TASK INPUT:
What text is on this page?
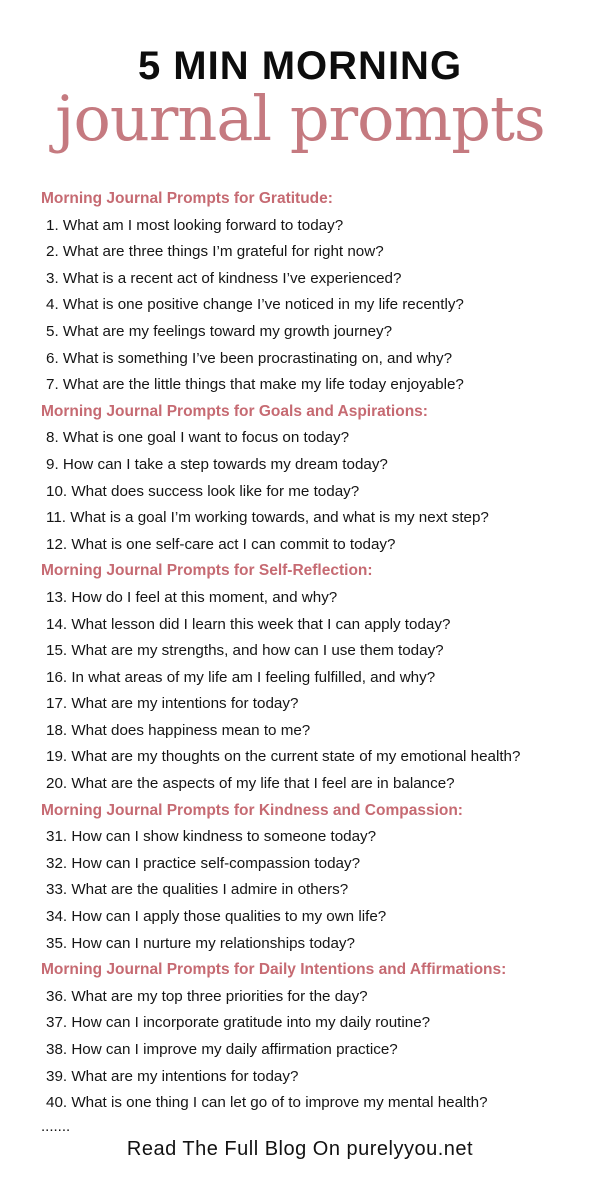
5 MIN MORNING
journal prompts
Morning Journal Prompts for Gratitude:
1. What am I most looking forward to today?
2. What are three things I’m grateful for right now?
3. What is a recent act of kindness I’ve experienced?
4. What is one positive change I’ve noticed in my life recently?
5. What are my feelings toward my growth journey?
6. What is something I’ve been procrastinating on, and why?
7. What are the little things that make my life today enjoyable?
Morning Journal Prompts for Goals and Aspirations:
8. What is one goal I want to focus on today?
9. How can I take a step towards my dream today?
10. What does success look like for me today?
11. What is a goal I’m working towards, and what is my next step?
12. What is one self-care act I can commit to today?
Morning Journal Prompts for Self-Reflection:
13. How do I feel at this moment, and why?
14. What lesson did I learn this week that I can apply today?
15. What are my strengths, and how can I use them today?
16. In what areas of my life am I feeling fulfilled, and why?
17. What are my intentions for today?
18. What does happiness mean to me?
19. What are my thoughts on the current state of my emotional health?
20. What are the aspects of my life that I feel are in balance?
Morning Journal Prompts for Kindness and Compassion:
31. How can I show kindness to someone today?
32. How can I practice self-compassion today?
33. What are the qualities I admire in others?
34. How can I apply those qualities to my own life?
35. How can I nurture my relationships today?
Morning Journal Prompts for Daily Intentions and Affirmations:
36. What are my top three priorities for the day?
37. How can I incorporate gratitude into my daily routine?
38. How can I improve my daily affirmation practice?
39. What are my intentions for today?
40. What is one thing I can let go of to improve my mental health?
.......
Read The Full Blog On purelyyou.net
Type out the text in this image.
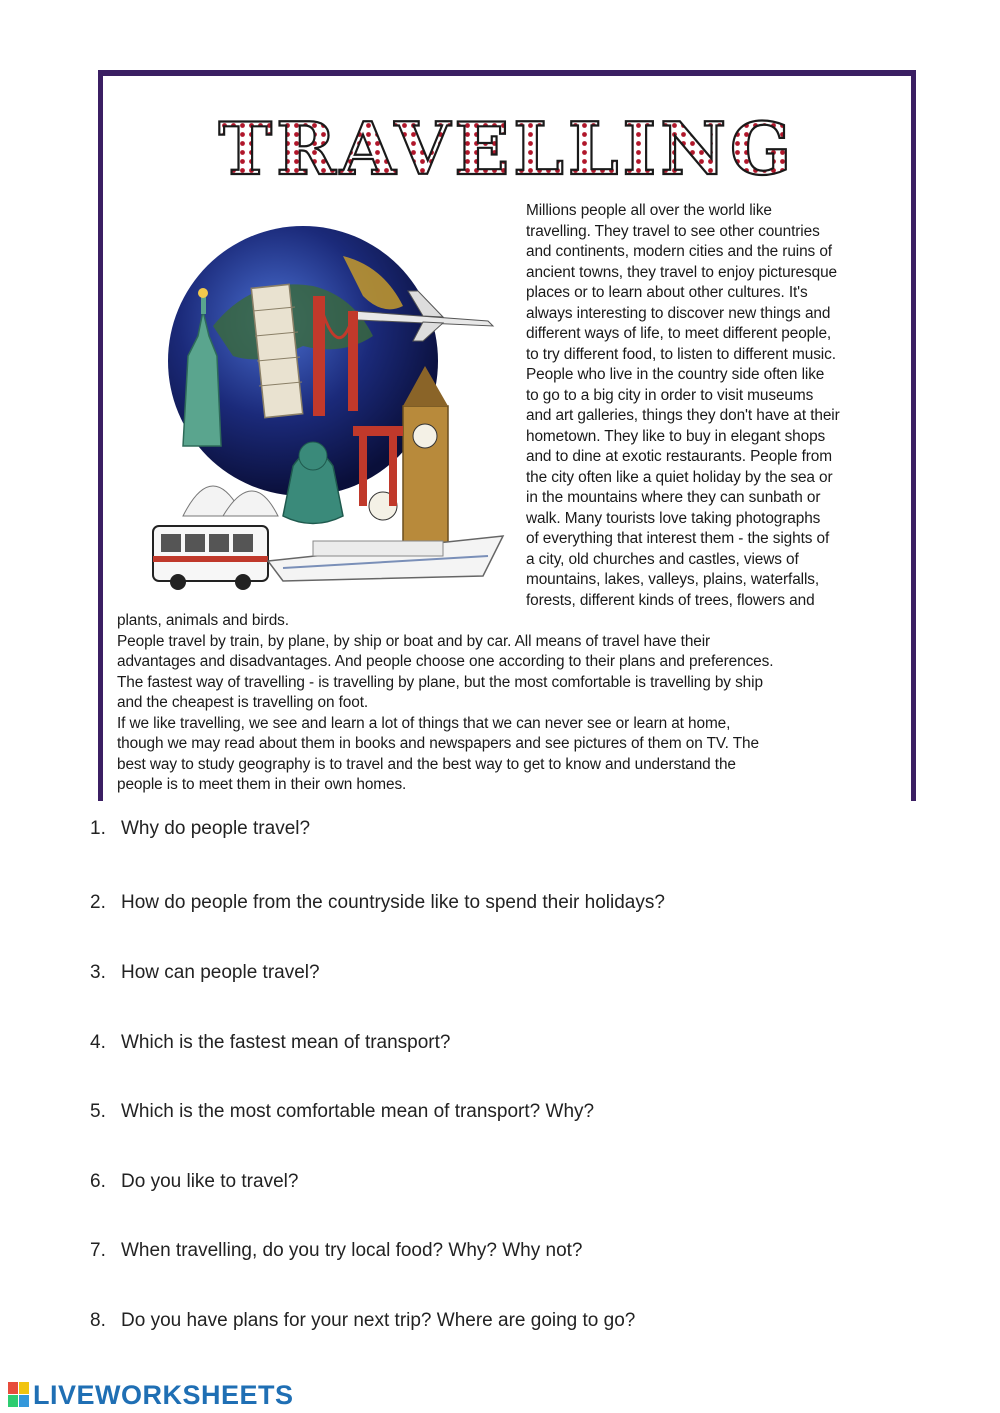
TRAVELLING
Millions people all over the world like
travelling. They travel to see other countries
and continents, modern cities and the ruins of
ancient towns, they travel to enjoy picturesque
places or to learn about other cultures. It's
always interesting to discover new things and
different ways of life, to meet different people,
to try different food, to listen to different music.
People who live in the country side often like
to go to a big city in order to visit museums
and art galleries, things they don't have at their
hometown. They like to buy in elegant shops
and to dine at exotic restaurants. People from
the city often like a quiet holiday by the sea or
in the mountains where they can sunbath or
walk. Many tourists love taking photographs
of everything that interest them - the sights of
a city, old churches and castles, views of
mountains, lakes, valleys, plains, waterfalls,
forests, different kinds of trees, flowers and
plants, animals and birds.
People travel by train, by plane, by ship or boat and by car. All means of travel have their
advantages and disadvantages. And people choose one according to their plans and preferences.
The fastest way of travelling - is travelling by plane, but the most comfortable is travelling by ship
and the cheapest is travelling on foot.
If we like travelling, we see and learn a lot of things that we can never see or learn at home,
though we may read about them in books and newspapers and see pictures of them on TV. The
best way to study geography is to travel and the best way to get to know and understand the
people is to meet them in their own homes.
1. Why do people travel?
2. How do people from the countryside like to spend their holidays?
3. How can people travel?
4. Which is the fastest mean of transport?
5. Which is the most comfortable mean of transport? Why?
6. Do you like to travel?
7. When travelling, do you try local food? Why? Why not?
8. Do you have plans for your next trip? Where are going to go?
LIVEWORKSHEETS
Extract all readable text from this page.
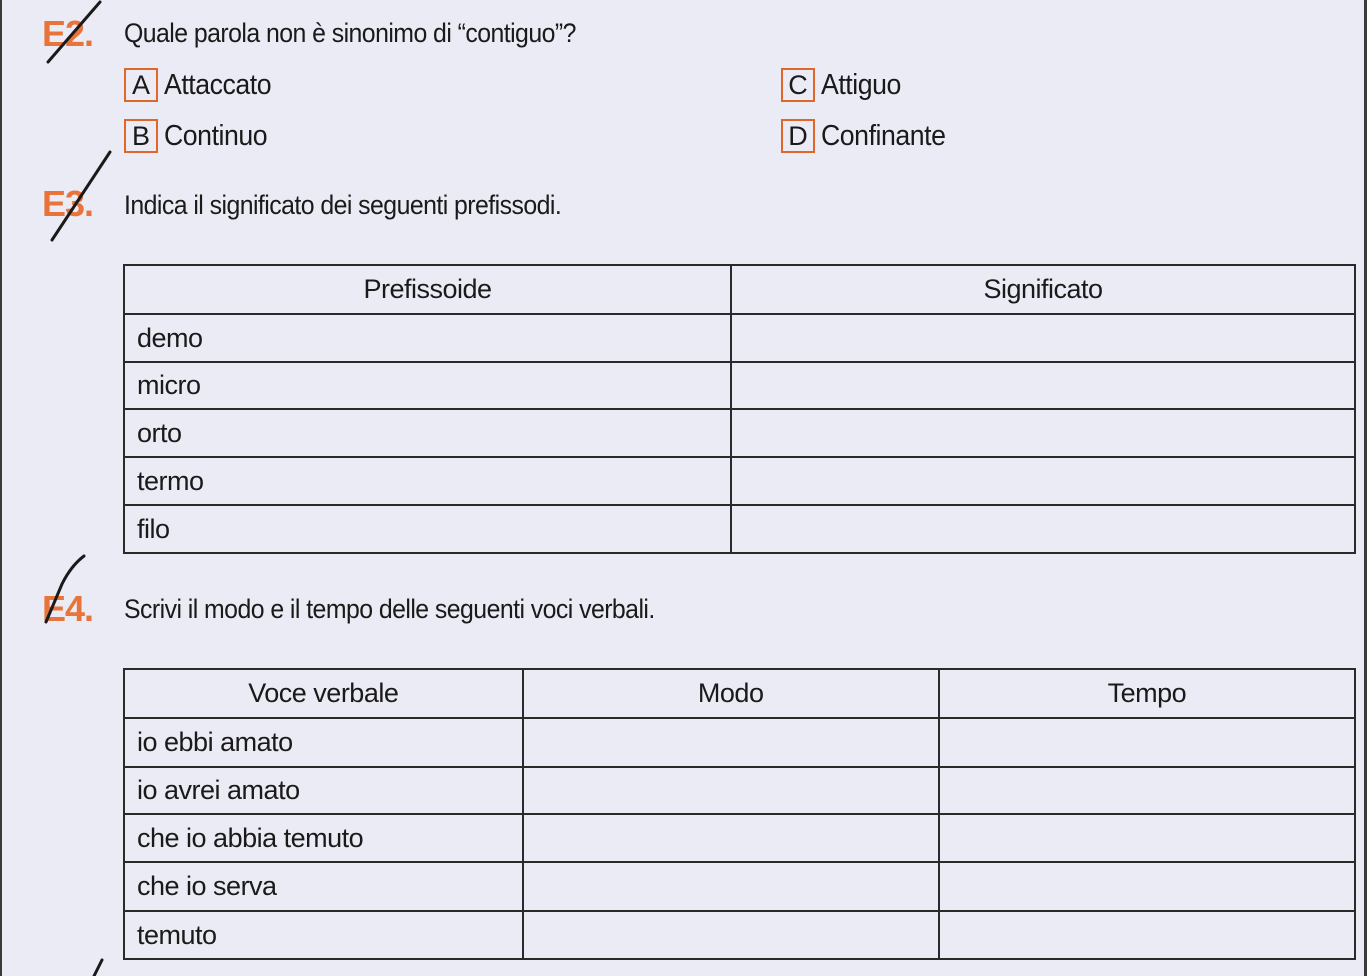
E2. Quale parola non è sinonimo di “contiguo”?
A Attaccato
B Continuo
C Attiguo
D Confinante
E3. Indica il significato dei seguenti prefissodi.
Prefissoide	Significato
demo	
micro	
orto	
termo	
filo	
E4. Scrivi il modo e il tempo delle seguenti voci verbali.
Voce verbale	Modo	Tempo
io ebbi amato		
io avrei amato		
che io abbia temuto		
che io serva		
temuto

GIVEN INSTRUCTION: Copy the material above exactly and drop the pictures.

EXPECTED ANSWER:
What text is on this page?
5 MIN MORNING
journal prompts
Morning Journal Prompts for Gratitude:
1. What am I most looking forward to today?
2. What are three things I’m grateful for right now?
3. What is a recent act of kindness I’ve experienced?
4. What is one positive change I’ve noticed in my life recently?
5. What are my feelings toward my growth journey?
6. What is something I’ve been procrastinating on, and why?
7. What are the little things that make my life today enjoyable?
Morning Journal Prompts for Goals and Aspirations:
8. What is one goal I want to focus on today?
9. How can I take a step towards my dream today?
10. What does success look like for me today?
11. What is a goal I’m working towards, and what is my next step?
12. What is one self-care act I can commit to today?
Morning Journal Prompts for Self-Reflection:
13. How do I feel at this moment, and why?
14. What lesson did I learn this week that I can apply today?
15. What are my strengths, and how can I use them today?
16. In what areas of my life am I feeling fulfilled, and why?
17. What are my intentions for today?
18. What does happiness mean to me?
19. What are my thoughts on the current state of my emotional health?
20. What are the aspects of my life that I feel are in balance?
Morning Journal Prompts for Kindness and Compassion:
31. How can I show kindness to someone today?
32. How can I practice self-compassion today?
33. What are the qualities I admire in others?
34. How can I apply those qualities to my own life?
35. How can I nurture my relationships today?
Morning Journal Prompts for Daily Intentions and Affirmations:
36. What are my top three priorities for the day?
37. How can I incorporate gratitude into my daily routine?
38. How can I improve my daily affirmation practice?
39. What are my intentions for today?
40. What is one thing I can let go of to improve my mental health?
.......
Read The Full Blog On purelyyou.net
Type out the text in this image.
TRAVELLING
Millions people all over the world like
travelling. They travel to see other countries
and continents, modern cities and the ruins of
ancient towns, they travel to enjoy picturesque
places or to learn about other cultures. It's
always interesting to discover new things and
different ways of life, to meet different people,
to try different food, to listen to different music.
People who live in the country side often like
to go to a big city in order to visit museums
and art galleries, things they don't have at their
hometown. They like to buy in elegant shops
and to dine at exotic restaurants. People from
the city often like a quiet holiday by the sea or
in the mountains where they can sunbath or
walk. Many tourists love taking photographs
of everything that interest them - the sights of
a city, old churches and castles, views of
mountains, lakes, valleys, plains, waterfalls,
forests, different kinds of trees, flowers and
plants, animals and birds.
People travel by train, by plane, by ship or boat and by car. All means of travel have their
advantages and disadvantages. And people choose one according to their plans and preferences.
The fastest way of travelling - is travelling by plane, but the most comfortable is travelling by ship
and the cheapest is travelling on foot.
If we like travelling, we see and learn a lot of things that we can never see or learn at home,
though we may read about them in books and newspapers and see pictures of them on TV. The
best way to study geography is to travel and the best way to get to know and understand the
people is to meet them in their own homes.
1. Why do people travel?
2. How do people from the countryside like to spend their holidays?
3. How can people travel?
4. Which is the fastest mean of transport?
5. Which is the most comfortable mean of transport? Why?
6. Do you like to travel?
7. When travelling, do you try local food? Why? Why not?
8. Do you have plans for your next trip? Where are going to go?
LIVEWORKSHEETS
Extract all readable text from this page.
E2. Quale parola non è sinonimo di “contiguo”?
A Attaccato
B Continuo
C Attiguo
D Confinante
E3. Indica il significato dei seguenti prefissodi.
Prefissoide	Significato
demo	
micro	
orto	
termo	
filo	
E4. Scrivi il modo e il tempo delle seguenti voci verbali.
Voce verbale	Modo	Tempo
io ebbi amato		
io avrei amato		
che io abbia temuto		
che io serva		
temuto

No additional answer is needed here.